### Instructions for the task
Quote the records word for word, starting at the line that contains "paragraph-line: 能化和精准化。这一技术的应用，可以大大提高农业生产效率，减少资源浪费，并促进 —" and ending at the line that contains "q16-option-c: C. 物体悬浮在液体中，且液体密度等于物体密度", both included.

### Records shown
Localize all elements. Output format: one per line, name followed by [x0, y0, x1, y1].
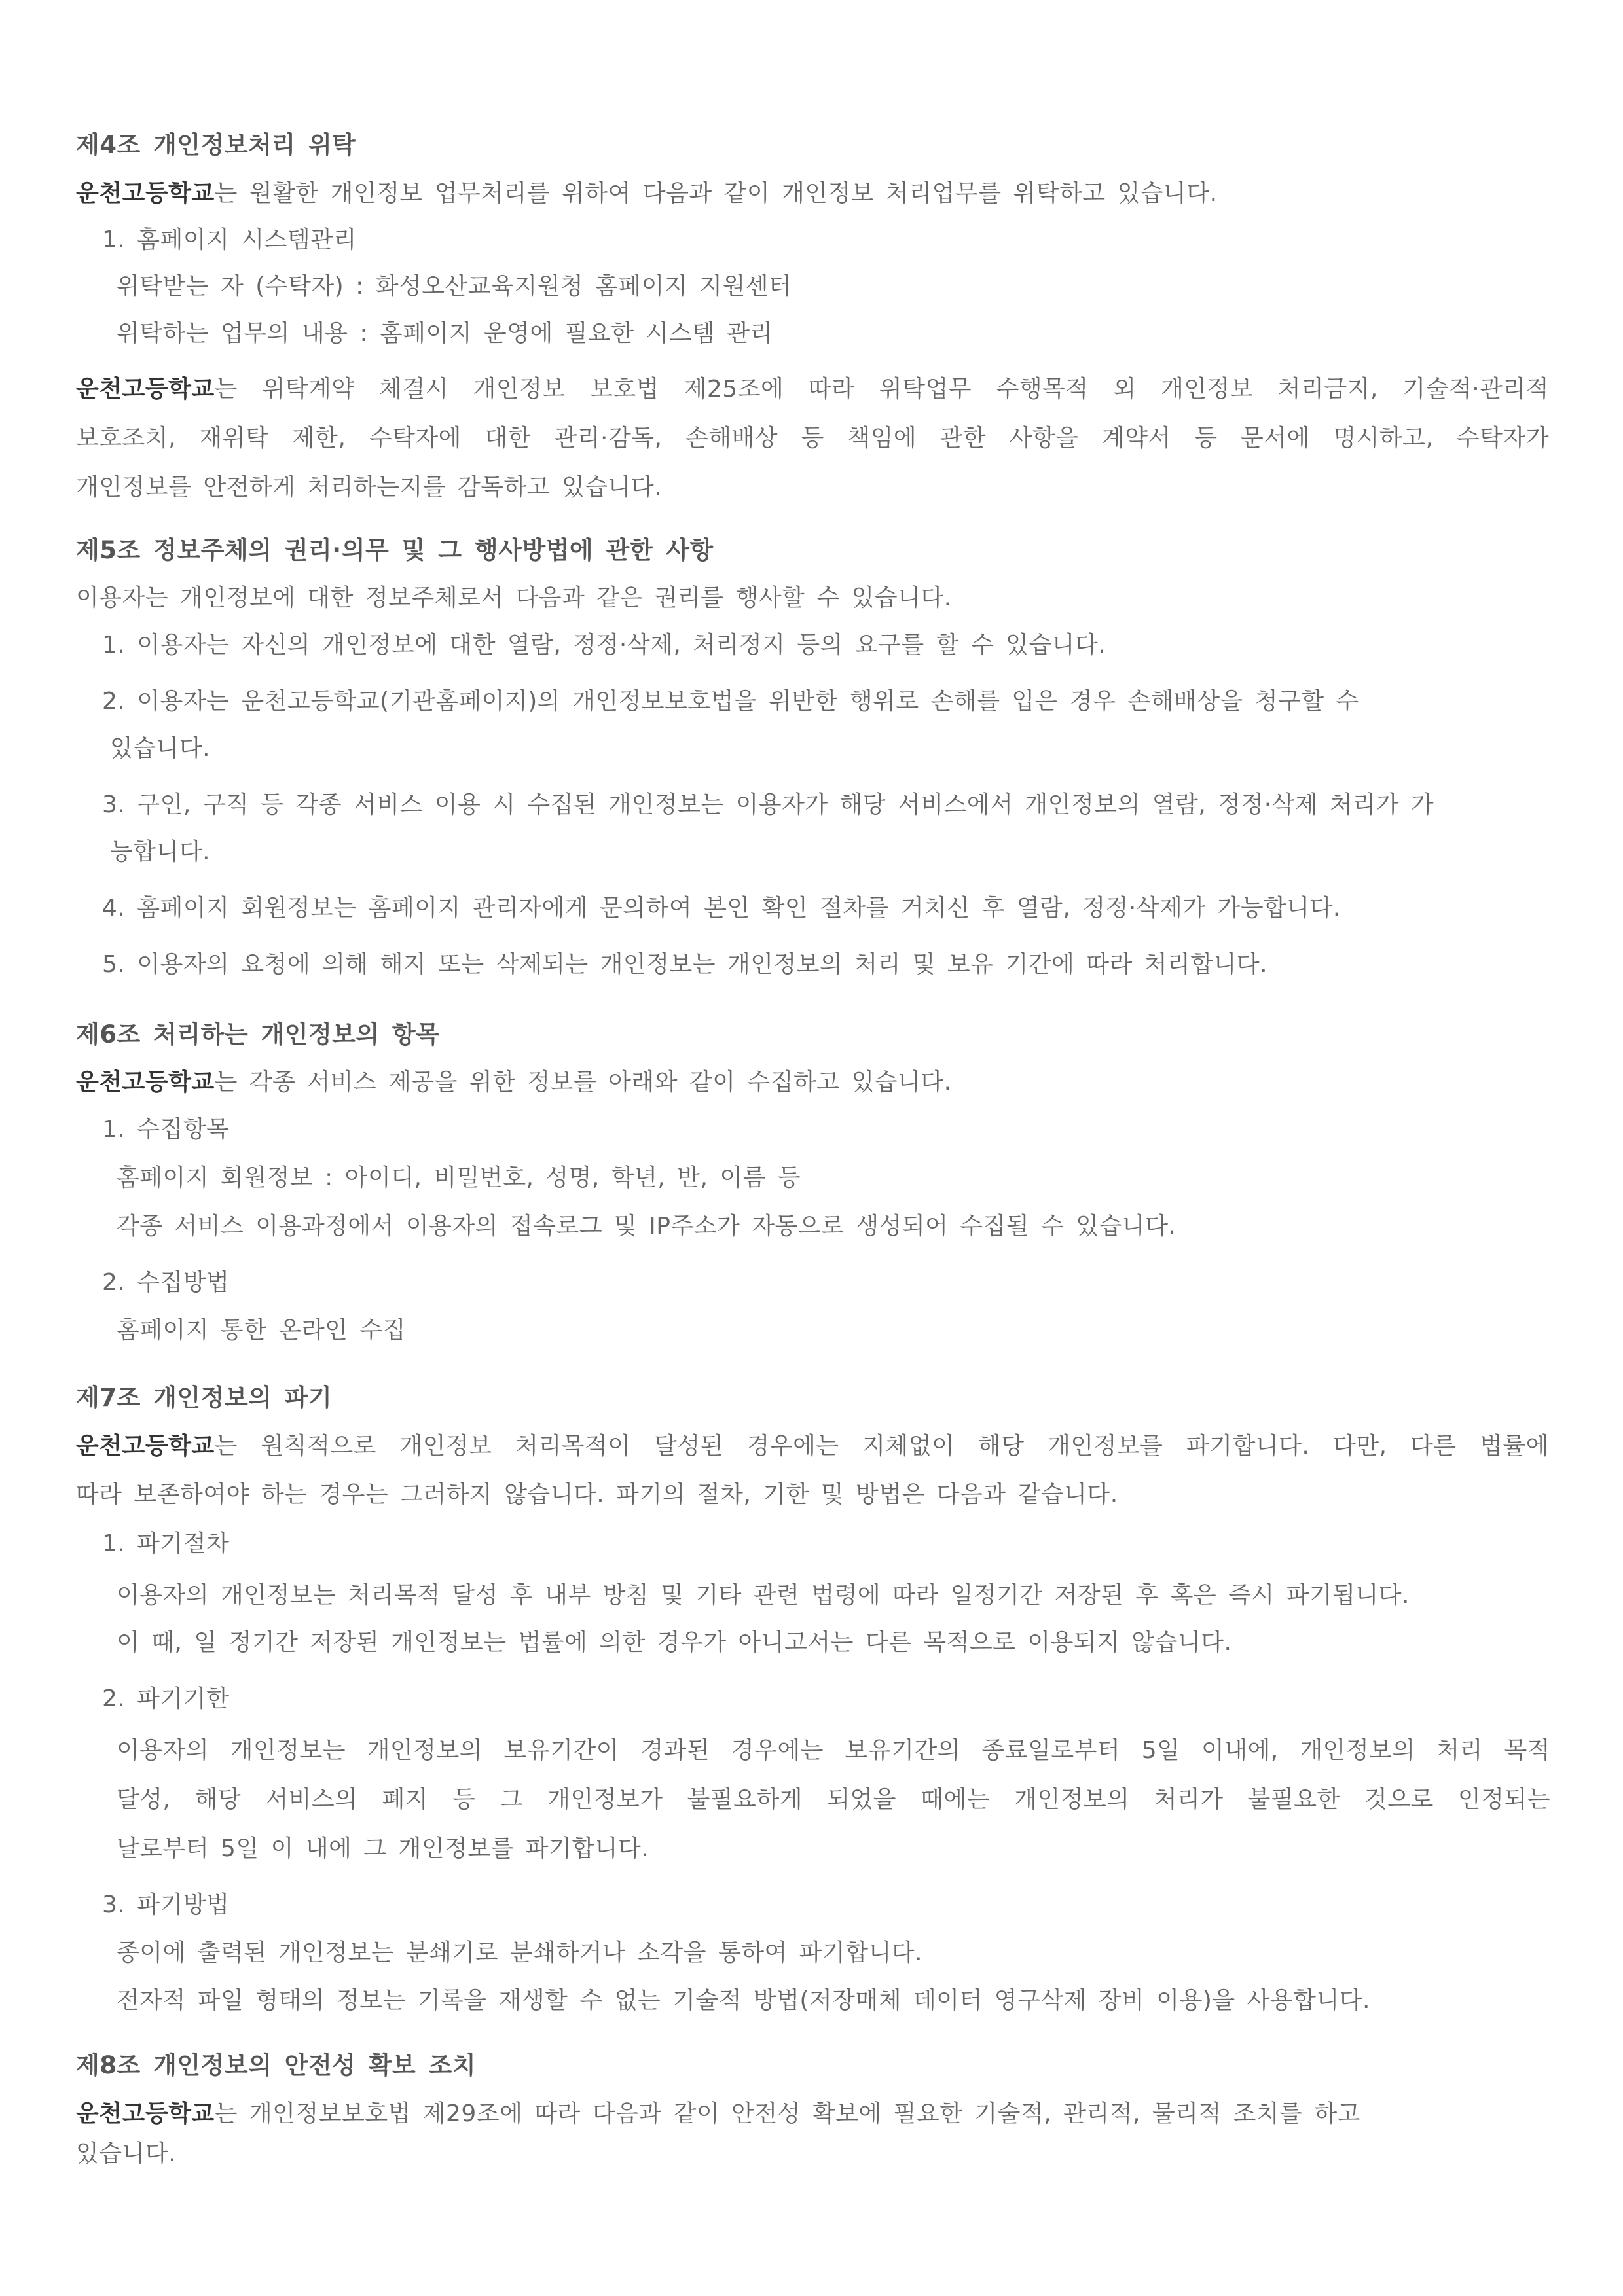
school-name: 운천고등학교	[76, 1433, 215, 1460]
section-4-item-1-label: 1. 홈페이지 시스템관리	[102, 226, 357, 253]
section-7-item-2-detail: 날로부터 5일 이 내에 그 개인정보를 파기합니다.	[117, 1835, 649, 1862]
section-8-intro-line: 있습니다.	[76, 2140, 177, 2167]
section-5-item: 4. 홈페이지 회원정보는 홈페이지 관리자에게 문의하여 본인 확인 절차를 거치신 후 열람, 정정·삭제가 가능합니다.	[102, 895, 1341, 922]
section-7-intro-line: 따라 보존하여야 하는 경우는 그러하지 않습니다. 파기의 절차, 기한 및 방법은 다음과 같습니다.	[76, 1481, 1118, 1508]
section-7-item-2-label: 2. 파기기한	[102, 1685, 230, 1712]
section-6-item-1-detail: 홈페이지 회원정보 : 아이디, 비밀번호, 성명, 학년, 반, 이름 등	[117, 1164, 801, 1191]
section-7-item-3-label: 3. 파기방법	[102, 1892, 230, 1918]
section-7-title: 제7조 개인정보의 파기	[76, 1384, 333, 1412]
section-7-item-2-detail: 이용자의 개인정보는 개인정보의 보유기간이 경과된 경우에는 보유기간의 종료일로부터 5일 이내에, 개인정보의 처리 목적	[117, 1737, 1550, 1764]
section-5-title: 제5조 정보주체의 권리·의무 및 그 행사방법에 관한 사항	[76, 536, 714, 564]
section-5-item: 1. 이용자는 자신의 개인정보에 대한 열람, 정정·삭제, 처리정지 등의 요구를 할 수 있습니다.	[102, 632, 1106, 658]
section-7-item-1-detail: 이용자의 개인정보는 처리목적 달성 후 내부 방침 및 기타 관련 법령에 따라 일정기간 저장된 후 혹은 즉시 파기됩니다.	[117, 1582, 1410, 1609]
section-4-closing-line: 개인정보를 안전하게 처리하는지를 감독하고 있습니다.	[76, 474, 663, 501]
section-7-item-3-detail: 전자적 파일 형태의 정보는 기록을 재생할 수 없는 기술적 방법(저장매체 데이터 영구삭제 장비 이용)을 사용합니다.	[117, 1987, 1370, 2014]
section-4-item-1-detail: 위탁받는 자 (수탁자) : 화성오산교육지원청 홈페이지 지원센터	[117, 273, 792, 300]
section-5-item-cont: 있습니다.	[110, 735, 211, 762]
section-5-item-cont: 능합니다.	[110, 838, 211, 865]
section-8-intro-line: 운천고등학교는 개인정보보호법 제29조에 따라 다음과 같이 안전성 확보에 필요한 기술적, 관리적, 물리적 조치를 하고	[76, 2100, 1360, 2127]
section-5-intro: 이용자는 개인정보에 대한 정보주체로서 다음과 같은 권리를 행사할 수 있습니다.	[76, 584, 952, 611]
section-6-item-2-label: 2. 수집방법	[102, 1269, 230, 1296]
school-name: 운천고등학교	[76, 1069, 215, 1096]
section-6-item-2-detail: 홈페이지 통한 온라인 수집	[117, 1317, 406, 1344]
section-7-item-2-detail: 달성, 해당 서비스의 폐지 등 그 개인정보가 불필요하게 되었을 때에는 개인정보의 처리가 불필요한 것으로 인정되는	[117, 1786, 1550, 1813]
section-4-item-1-detail: 위탁하는 업무의 내용 : 홈페이지 운영에 필요한 시스템 관리	[117, 320, 773, 347]
school-name: 운천고등학교	[76, 2100, 215, 2127]
section-5-item: 2. 이용자는 운천고등학교(기관홈페이지)의 개인정보보호법을 위반한 행위로 손해를 입은 경우 손해배상을 청구할 수	[102, 688, 1359, 715]
school-name: 운천고등학교	[76, 376, 215, 403]
section-5-item: 5. 이용자의 요청에 의해 해지 또는 삭제되는 개인정보는 개인정보의 처리 및 보유 기간에 따라 처리합니다.	[102, 951, 1268, 978]
section-7-item-1-detail: 이 때, 일 정기간 저장된 개인정보는 법률에 의한 경우가 아니고서는 다른 목적으로 이용되지 않습니다.	[117, 1629, 1232, 1656]
section-4-intro: 운천고등학교는 원활한 개인정보 업무처리를 위하여 다음과 같이 개인정보 처리업무를 위탁하고 있습니다.	[76, 180, 1218, 207]
section-7-item-3-detail: 종이에 출력된 개인정보는 분쇄기로 분쇄하거나 소각을 통하여 파기합니다.	[117, 1939, 923, 1966]
section-6-item-1-detail: 각종 서비스 이용과정에서 이용자의 접속로그 및 IP주소가 자동으로 생성되어 수집될 수 있습니다.	[117, 1213, 1176, 1240]
section-8-title: 제8조 개인정보의 안전성 확보 조치	[76, 2051, 477, 2079]
section-7-intro-line: 운천고등학교는 원칙적으로 개인정보 처리목적이 달성된 경우에는 지체없이 해당 개인정보를 파기합니다. 다만, 다른 법률에	[76, 1433, 1549, 1460]
section-4-closing-line: 운천고등학교는 위탁계약 체결시 개인정보 보호법 제25조에 따라 위탁업무 수행목적 외 개인정보 처리금지, 기술적·관리적	[76, 376, 1549, 403]
section-4-title: 제4조 개인정보처리 위탁	[76, 131, 356, 159]
section-6-title: 제6조 처리하는 개인정보의 항목	[76, 1020, 440, 1049]
section-7-item-1-label: 1. 파기절차	[102, 1530, 230, 1557]
school-name: 운천고등학교	[76, 180, 215, 207]
section-5-item: 3. 구인, 구직 등 각종 서비스 이용 시 수집된 개인정보는 이용자가 해당 서비스에서 개인정보의 열람, 정정·삭제 처리가 가	[102, 791, 1434, 818]
section-6-intro: 운천고등학교는 각종 서비스 제공을 위한 정보를 아래와 같이 수집하고 있습니다.	[76, 1069, 952, 1096]
section-6-item-1-label: 1. 수집항목	[102, 1116, 230, 1143]
section-4-closing-line: 보호조치, 재위탁 제한, 수탁자에 대한 관리·감독, 손해배상 등 책임에 관한 사항을 계약서 등 문서에 명시하고, 수탁자가	[76, 425, 1549, 452]
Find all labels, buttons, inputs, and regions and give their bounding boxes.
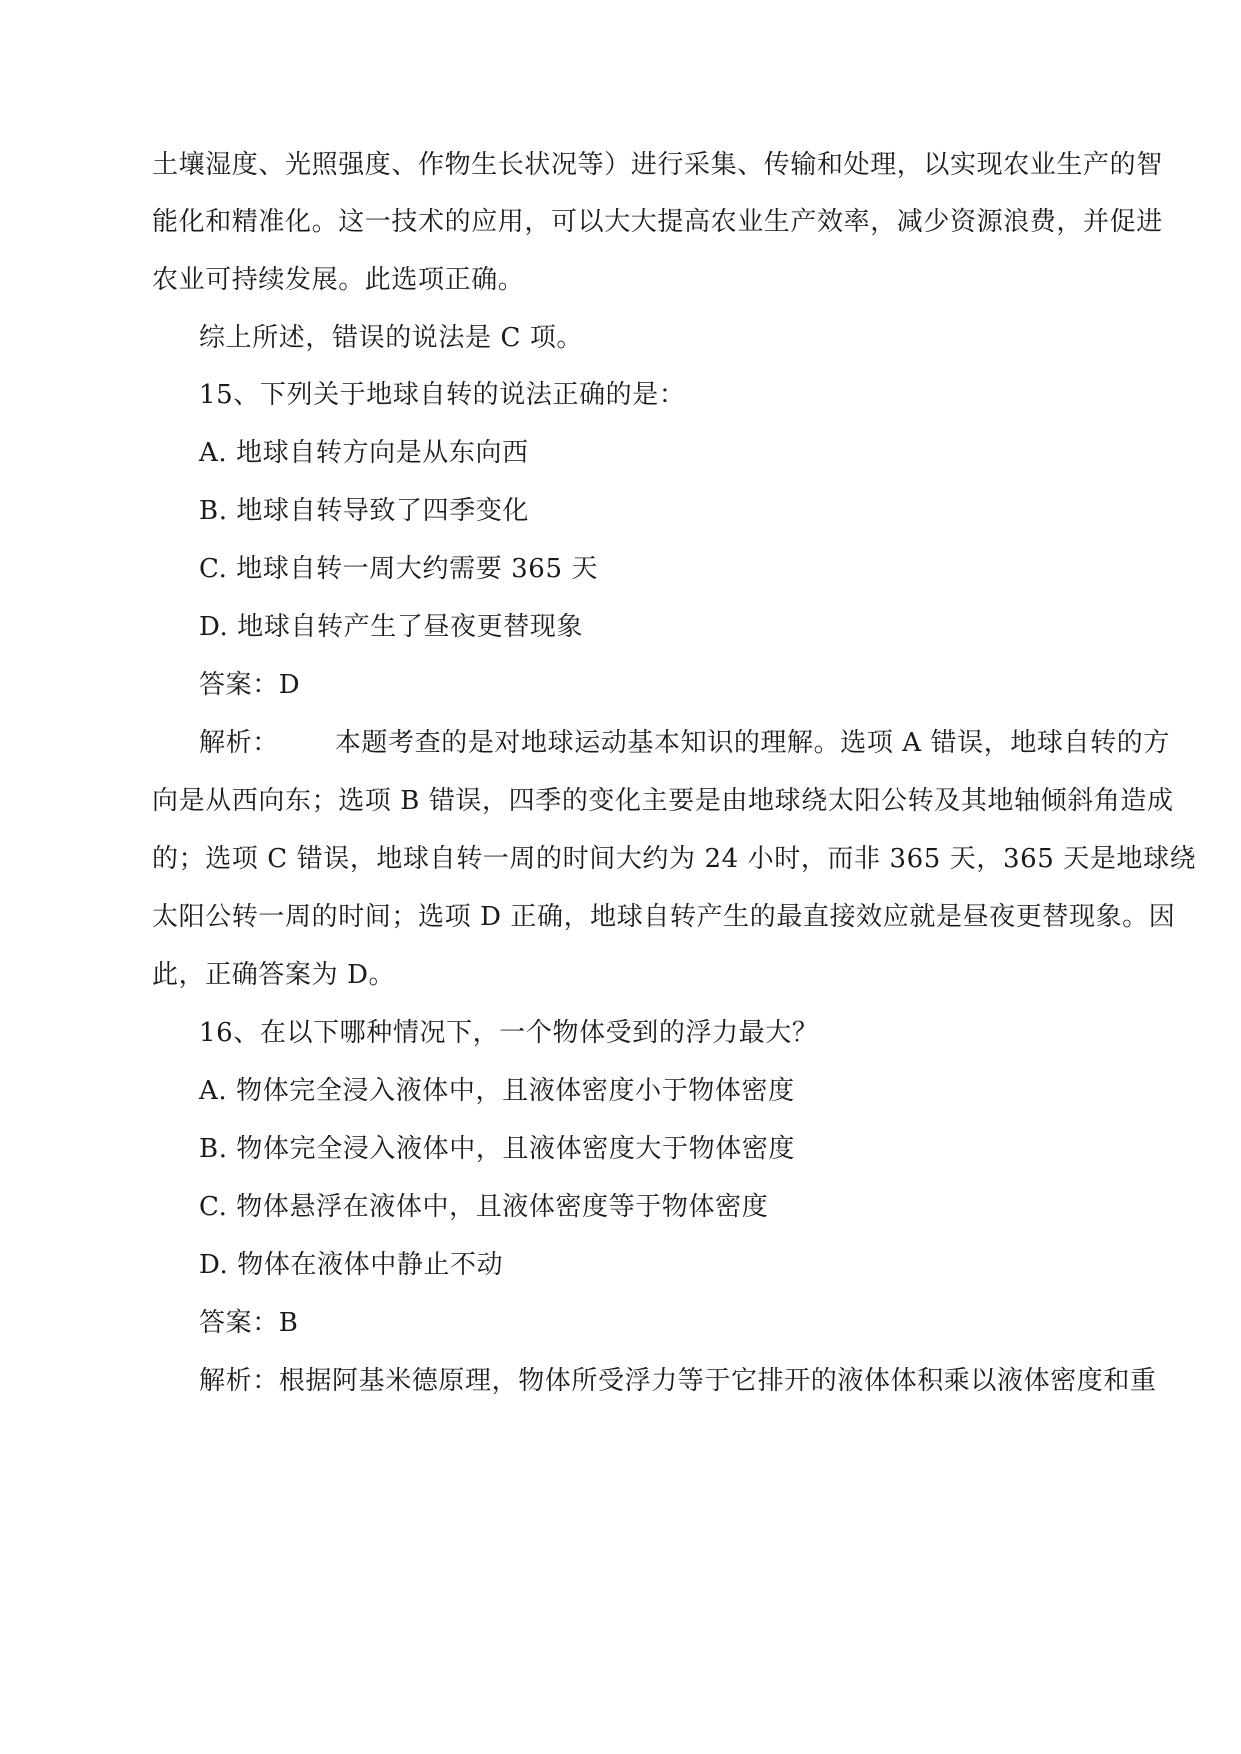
paragraph-line: 能化和精准化。这一技术的应用，可以大大提高农业生产效率，减少资源浪费，并促进 — [152, 207, 1163, 237]
q15-analysis-line: 此，正确答案为 D。 — [152, 960, 396, 990]
analysis-label: 解析： — [199, 728, 279, 758]
q16-option-c: C. 物体悬浮在液体中，且液体密度等于物体密度 — [199, 1192, 769, 1222]
question-15: 15、下列关于地球自转的说法正确的是： — [199, 380, 686, 410]
q15-analysis-line: 的；选项 C 错误，地球自转一周的时间大约为 24 小时，而非 365 天，365 天是地球绕 — [152, 844, 1197, 874]
question-16: 16、在以下哪种情况下，一个物体受到的浮力最大？ — [199, 1018, 819, 1048]
q16-option-d: D. 物体在液体中静止不动 — [199, 1250, 504, 1280]
q15-analysis-line: 向是从西向东；选项 B 错误，四季的变化主要是由地球绕太阳公转及其地轴倾斜角造成 — [152, 786, 1174, 816]
paragraph-line: 土壤湿度、光照强度、作物生长状况等）进行采集、传输和处理，以实现农业生产的智 — [152, 150, 1163, 180]
q15-analysis-first-line — [199, 723, 1170, 763]
paragraph-line: 农业可持续发展。此选项正确。 — [152, 265, 525, 295]
q15-option-d: D. 地球自转产生了昼夜更替现象 — [199, 612, 584, 642]
q16-option-b: B. 物体完全浸入液体中，且液体密度大于物体密度 — [199, 1134, 796, 1164]
q16-option-a: A. 物体完全浸入液体中，且液体密度小于物体密度 — [199, 1076, 795, 1106]
q15-answer: 答案：D — [199, 670, 301, 700]
analysis-text: 本题考查的是对地球运动基本知识的理解。选项 A 错误，地球自转的方 — [334, 728, 1170, 758]
q15-option-c: C. 地球自转一周大约需要 365 天 — [199, 554, 599, 584]
q15-option-a: A. 地球自转方向是从东向西 — [199, 438, 529, 468]
q15-option-b: B. 地球自转导致了四季变化 — [199, 496, 530, 526]
q16-analysis: 解析：根据阿基米德原理，物体所受浮力等于它排开的液体体积乘以液体密度和重 — [199, 1366, 1157, 1396]
summary-line: 综上所述，错误的说法是 C 项。 — [199, 323, 584, 353]
q15-analysis-line: 太阳公转一周的时间；选项 D 正确，地球自转产生的最直接效应就是昼夜更替现象。因 — [152, 902, 1176, 932]
q16-answer: 答案：B — [199, 1308, 299, 1338]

### Answer to this exercise
paragraph-line: 能化和精准化。这一技术的应用，可以大大提高农业生产效率，减少资源浪费，并促进 — [152, 207, 1163, 237]
q15-analysis-line: 此，正确答案为 D。 — [152, 960, 396, 990]
analysis-label: 解析： — [199, 728, 279, 758]
q16-option-c: C. 物体悬浮在液体中，且液体密度等于物体密度 — [199, 1192, 769, 1222]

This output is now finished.